What is required: Extract every line of the data below word for word, and leave the pictures out of your answer.

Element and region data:

====

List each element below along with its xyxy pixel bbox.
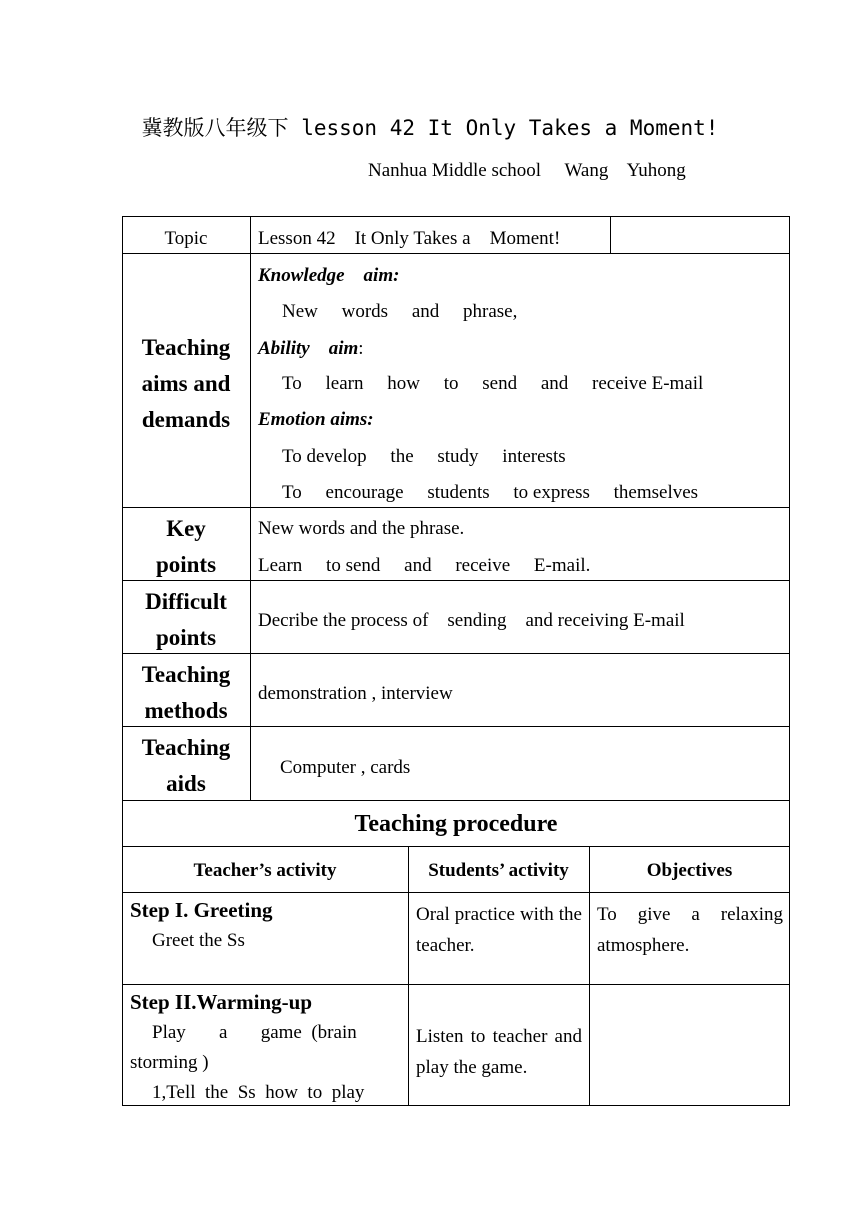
methods-text: demonstration , interview bbox=[258, 683, 453, 704]
document-title: 冀教版八年级下 lesson 42 It Only Takes a Moment! bbox=[141, 116, 719, 140]
key-points-label-line: points bbox=[155, 552, 217, 577]
column-header-students: Students’ activity bbox=[428, 860, 569, 881]
key-points-label-line: Key bbox=[166, 516, 206, 541]
step1-teacher: Greet the Ss bbox=[152, 930, 245, 951]
aims-label-line: Teaching bbox=[141, 335, 231, 360]
methods-label-line: Teaching bbox=[141, 662, 231, 687]
aids-label-line: aids bbox=[166, 771, 206, 796]
aids-label-line: Teaching bbox=[141, 735, 231, 760]
topic-value: Lesson 42 It Only Takes a Moment! bbox=[258, 228, 561, 249]
emotion-aim-text: To encourage students to express themselves bbox=[282, 482, 699, 503]
difficult-points-label-line: points bbox=[155, 625, 217, 650]
key-points-text: Learn to send and receive E-mail. bbox=[258, 555, 591, 576]
step1-title: Step I. Greeting bbox=[130, 898, 273, 922]
knowledge-aim-text: New words and phrase, bbox=[282, 301, 518, 322]
aims-label-line: aims and bbox=[141, 371, 231, 396]
key-points-text: New words and the phrase. bbox=[258, 518, 465, 539]
key-points-label bbox=[122, 511, 250, 583]
topic-label: Topic bbox=[164, 228, 208, 249]
knowledge-aim-title: Knowledge aim: bbox=[258, 265, 400, 286]
author-line: Nanhua Middle school Wang Yuhong bbox=[368, 160, 686, 181]
methods-label bbox=[122, 657, 250, 729]
procedure-heading: Teaching procedure bbox=[354, 811, 558, 837]
difficult-points-label-line: Difficult bbox=[145, 589, 227, 614]
step1-students: Oral practice with the teacher. bbox=[416, 904, 582, 956]
aims-label bbox=[122, 330, 250, 438]
step2-students: Listen to teacher and play the game. bbox=[416, 1026, 582, 1078]
aids-text: Computer , cards bbox=[280, 757, 411, 778]
ability-aim-text: To learn how to send and receive E-mail bbox=[282, 373, 704, 394]
ability-aim-colon: : bbox=[358, 338, 364, 359]
aims-label-line: demands bbox=[141, 407, 231, 432]
ability-aim-title: Ability aim bbox=[258, 338, 359, 359]
ability-aim-heading bbox=[258, 338, 364, 360]
emotion-aim-text: To develop the study interests bbox=[282, 446, 566, 467]
step1-objective: To give a relaxing atmosphere. bbox=[597, 904, 783, 956]
step2-title: Step II.Warming-up bbox=[130, 990, 313, 1014]
step2-teacher-line: storming ) bbox=[130, 1052, 209, 1073]
step2-teacher-line: 1,Tell the Ss how to play bbox=[152, 1082, 365, 1103]
emotion-aim-title: Emotion aims: bbox=[258, 409, 374, 430]
difficult-points-text: Decribe the process of sending and receiving E-mail bbox=[258, 610, 685, 631]
aids-label bbox=[122, 730, 250, 802]
column-header-objectives: Objectives bbox=[646, 860, 733, 881]
methods-label-line: methods bbox=[144, 698, 228, 723]
difficult-points-label bbox=[122, 584, 250, 656]
column-header-teacher: Teacher’s activity bbox=[193, 860, 337, 881]
step2-teacher-line: Play a game (brain bbox=[152, 1022, 357, 1043]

====

Solution:
List each element below along with its xyxy pixel bbox.
methods-text: demonstration , interview bbox=[258, 683, 453, 704]
document-title: 冀教版八年级下 lesson 42 It Only Takes a Moment! bbox=[141, 116, 719, 140]
key-points-label-line: points bbox=[155, 552, 217, 577]
column-header-students: Students’ activity bbox=[428, 860, 569, 881]
key-points-label-line: Key bbox=[166, 516, 206, 541]
step1-teacher: Greet the Ss bbox=[152, 930, 245, 951]
aims-label-line: Teaching bbox=[141, 335, 231, 360]
methods-label-line: Teaching bbox=[141, 662, 231, 687]
aids-label-line: aids bbox=[166, 771, 206, 796]
aids-label-line: Teaching bbox=[141, 735, 231, 760]
topic-value: Lesson 42 It Only Takes a Moment! bbox=[258, 228, 561, 249]
emotion-aim-text: To encourage students to express themselves bbox=[282, 482, 699, 503]
difficult-points-label-line: points bbox=[155, 625, 217, 650]
key-points-text: Learn to send and receive E-mail. bbox=[258, 555, 591, 576]
step1-title: Step I. Greeting bbox=[130, 898, 273, 922]
knowledge-aim-text: New words and phrase, bbox=[282, 301, 518, 322]
aims-label-line: aims and bbox=[141, 371, 231, 396]
key-points-text: New words and the phrase. bbox=[258, 518, 465, 539]
key-points-label bbox=[122, 511, 250, 583]
topic-label: Topic bbox=[164, 228, 208, 249]
knowledge-aim-title: Knowledge aim: bbox=[258, 265, 400, 286]
author-line: Nanhua Middle school Wang Yuhong bbox=[368, 160, 686, 181]
methods-label bbox=[122, 657, 250, 729]
procedure-heading: Teaching procedure bbox=[354, 811, 558, 837]
difficult-points-label-line: Difficult bbox=[145, 589, 227, 614]
step1-students: Oral practice with the teacher. bbox=[416, 904, 582, 956]
aims-label bbox=[122, 330, 250, 438]
step2-students: Listen to teacher and play the game. bbox=[416, 1026, 582, 1078]
aids-text: Computer , cards bbox=[280, 757, 411, 778]
ability-aim-text: To learn how to send and receive E-mail bbox=[282, 373, 704, 394]
ability-aim-colon: : bbox=[358, 338, 364, 359]
aims-label-line: demands bbox=[141, 407, 231, 432]
ability-aim-title: Ability aim bbox=[258, 338, 359, 359]
ability-aim-heading bbox=[258, 338, 364, 360]
emotion-aim-text: To develop the study interests bbox=[282, 446, 566, 467]
step1-objective: To give a relaxing atmosphere. bbox=[597, 904, 783, 956]
step2-title: Step II.Warming-up bbox=[130, 990, 313, 1014]
step2-teacher-line: storming ) bbox=[130, 1052, 209, 1073]
step2-teacher-line: 1,Tell the Ss how to play bbox=[152, 1082, 365, 1103]
emotion-aim-title: Emotion aims: bbox=[258, 409, 374, 430]
difficult-points-text: Decribe the process of sending and receiving E-mail bbox=[258, 610, 685, 631]
aids-label bbox=[122, 730, 250, 802]
column-header-objectives: Objectives bbox=[646, 860, 733, 881]
methods-label-line: methods bbox=[144, 698, 228, 723]
difficult-points-label bbox=[122, 584, 250, 656]
column-header-teacher: Teacher’s activity bbox=[193, 860, 337, 881]
step2-teacher-line: Play a game (brain bbox=[152, 1022, 357, 1043]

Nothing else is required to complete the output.